◆ **PAGE EXCERPT**
These people are not doing unpaid internships. They are paid what they would
be making doing a comparable job elsewhere.

    
    
        Yeah, fuck that shit. If I'm getting zero job security 
        past one month (I know how to get a severance in almost 
        any corporate job; I'm paranoid and well-studied) I'm 
        charging a consulting rate. That's at least $250 per hour 
        for someone like me. A typical tech salary, on a one-month 
        contract? Fuck off.
    

FWIW in Steve's companies people are paid market rate for this month.
Consulting at $250 an hour is really only realistic if you are already working
as a consulting, otherwise you're in the position of spending time getting
clients. The overhead of getting clients for those not already consulting can
easily drop your $250 an hour to $100 an hour for a one month gig.

    
    
        Standard equity disbursals are fucking pathetic and not 
        going to attract anyone skilled. (You might get a stray, 
        talented 22-year-old who doesn't yet know how good he is. 
        One of him per 5 losers.) This doesn't matter for most 
        startups because most of them are marketing gambits 
        involving technology (not technology itself) and can do 
        just fine with a mediocre tech team.
    

IMHO standard equity disbursals based on the tables from top VCs could be
better, but the amount of equity given out is related to the amount of risk
involved. If a startup raised money from a Greylock, Sequoia, A16Z, Benchmark,
etc, than that startup has less risk than a startup with funding from Joe
Schmoe VC. The top VCs offer a lot more support than cash. Some of the top VCs
have hiring departments have helped find us excellent candidates working big
company jobs that are quietly open to working for an rising star startup.

I've heard enough pitches from startups working on mediocre ideas with no idea
on what their revenue model might be. I'd take 0.1 to 1% at a startup with a
much more real chance of success where I will work with better people than 10%
of options in a stock that wouldn't even get listed on SHITDAQ.

I would love it if equity disbursals were better, but the game is what it is
and anyone who actually wants to make money off equity needs to be a founder.

◆ **WHAT YOU ARE ASKED TO DO**
Reproduce the passage in the startup pay thread from "Yeah, fuck that" to "contract? Fuck off." word for word.

◆ **INFORMATION SUPPLIED**
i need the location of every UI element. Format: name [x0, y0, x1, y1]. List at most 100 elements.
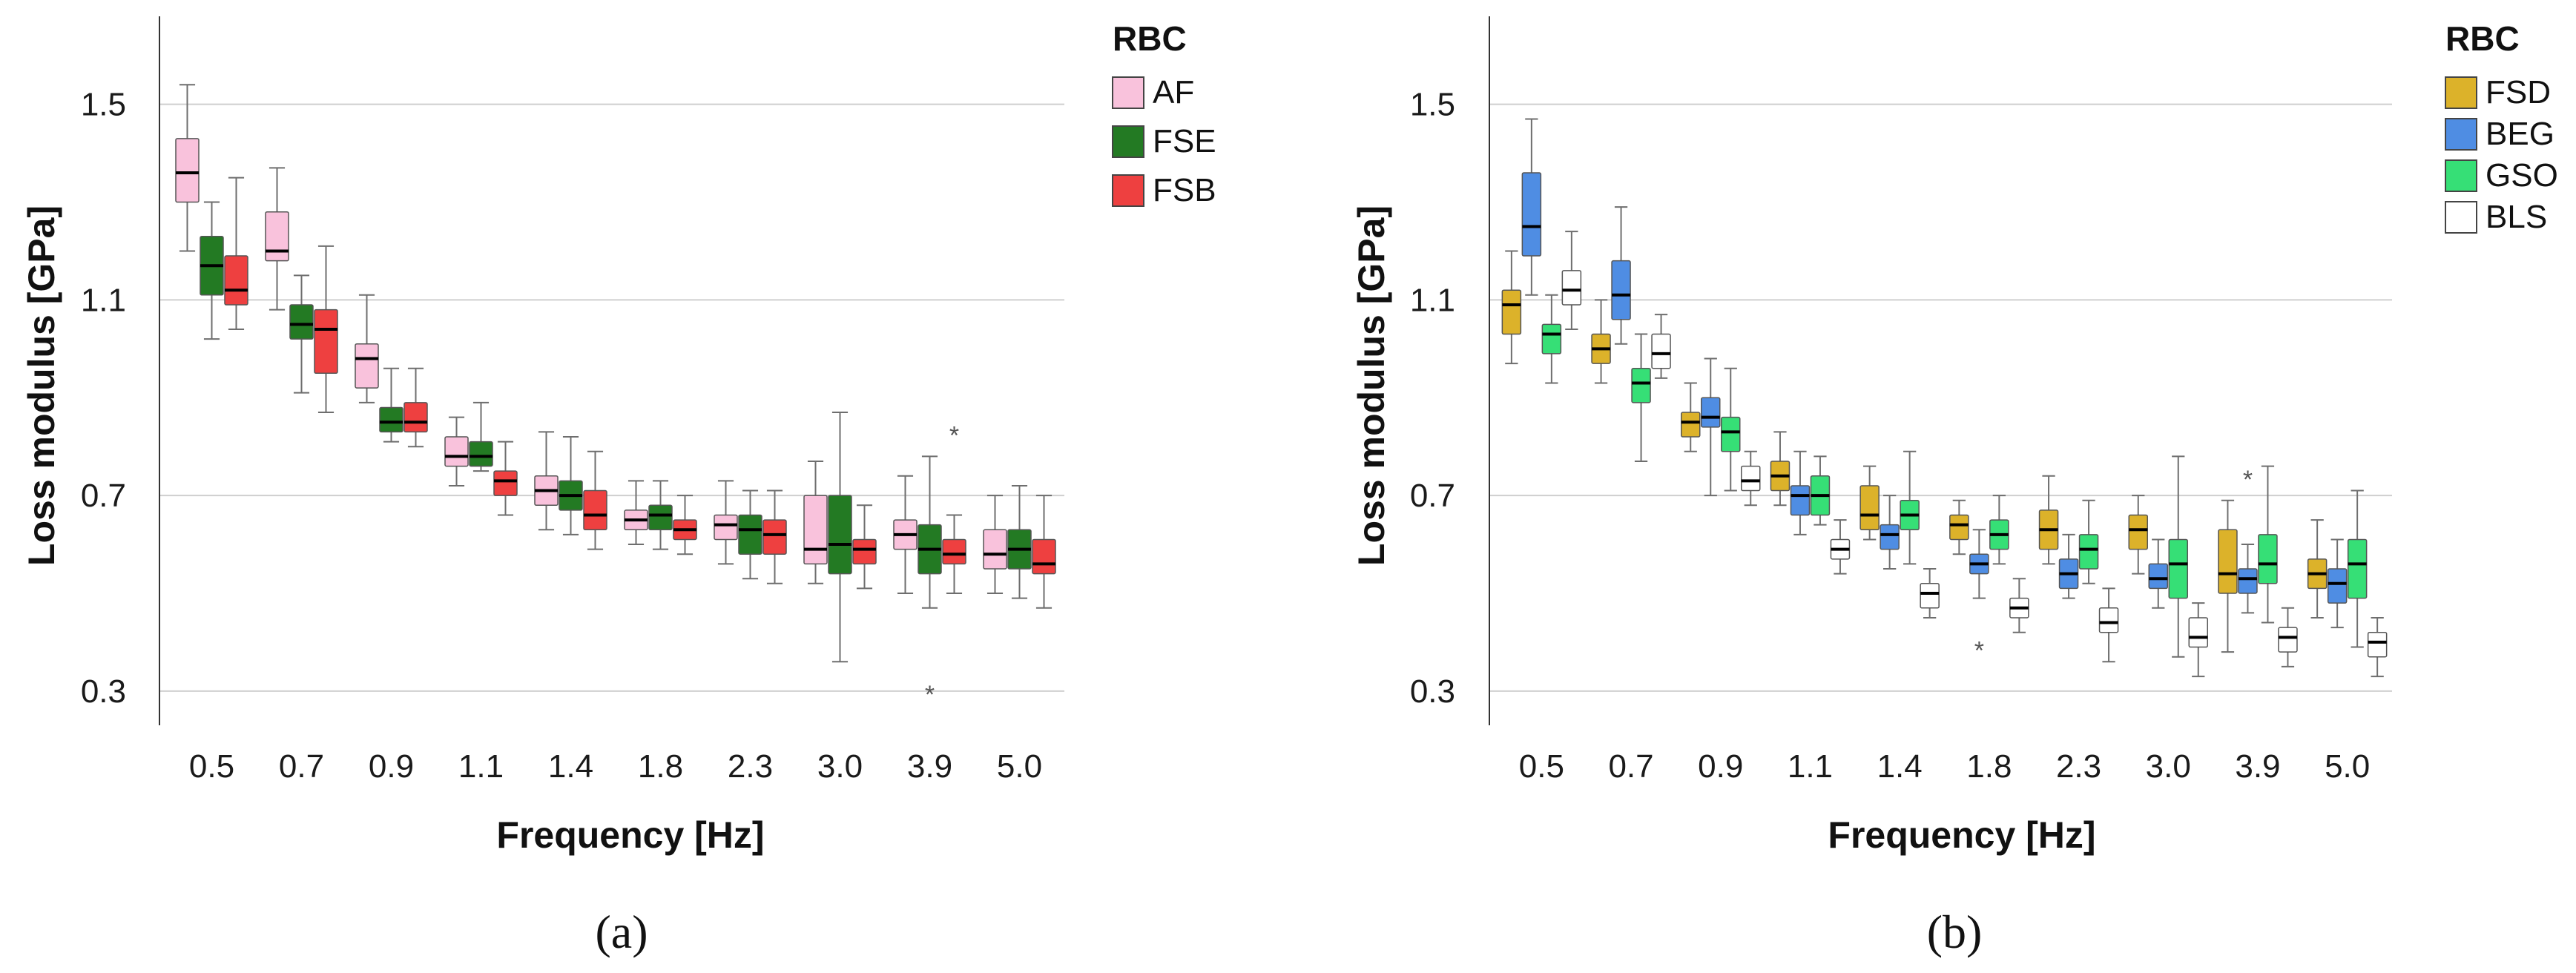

◆ **SOLUTION BELOW**
Yeah, fuck that shit. If I'm getting zero job security 
        past one month (I know how to get a severance in almost 
        any corporate job; I'm paranoid and well-studied) I'm 
        charging a consulting rate. That's at least $250 per hour 
        for someone like me. A typical tech salary, on a one-month 
        contract? Fuck off.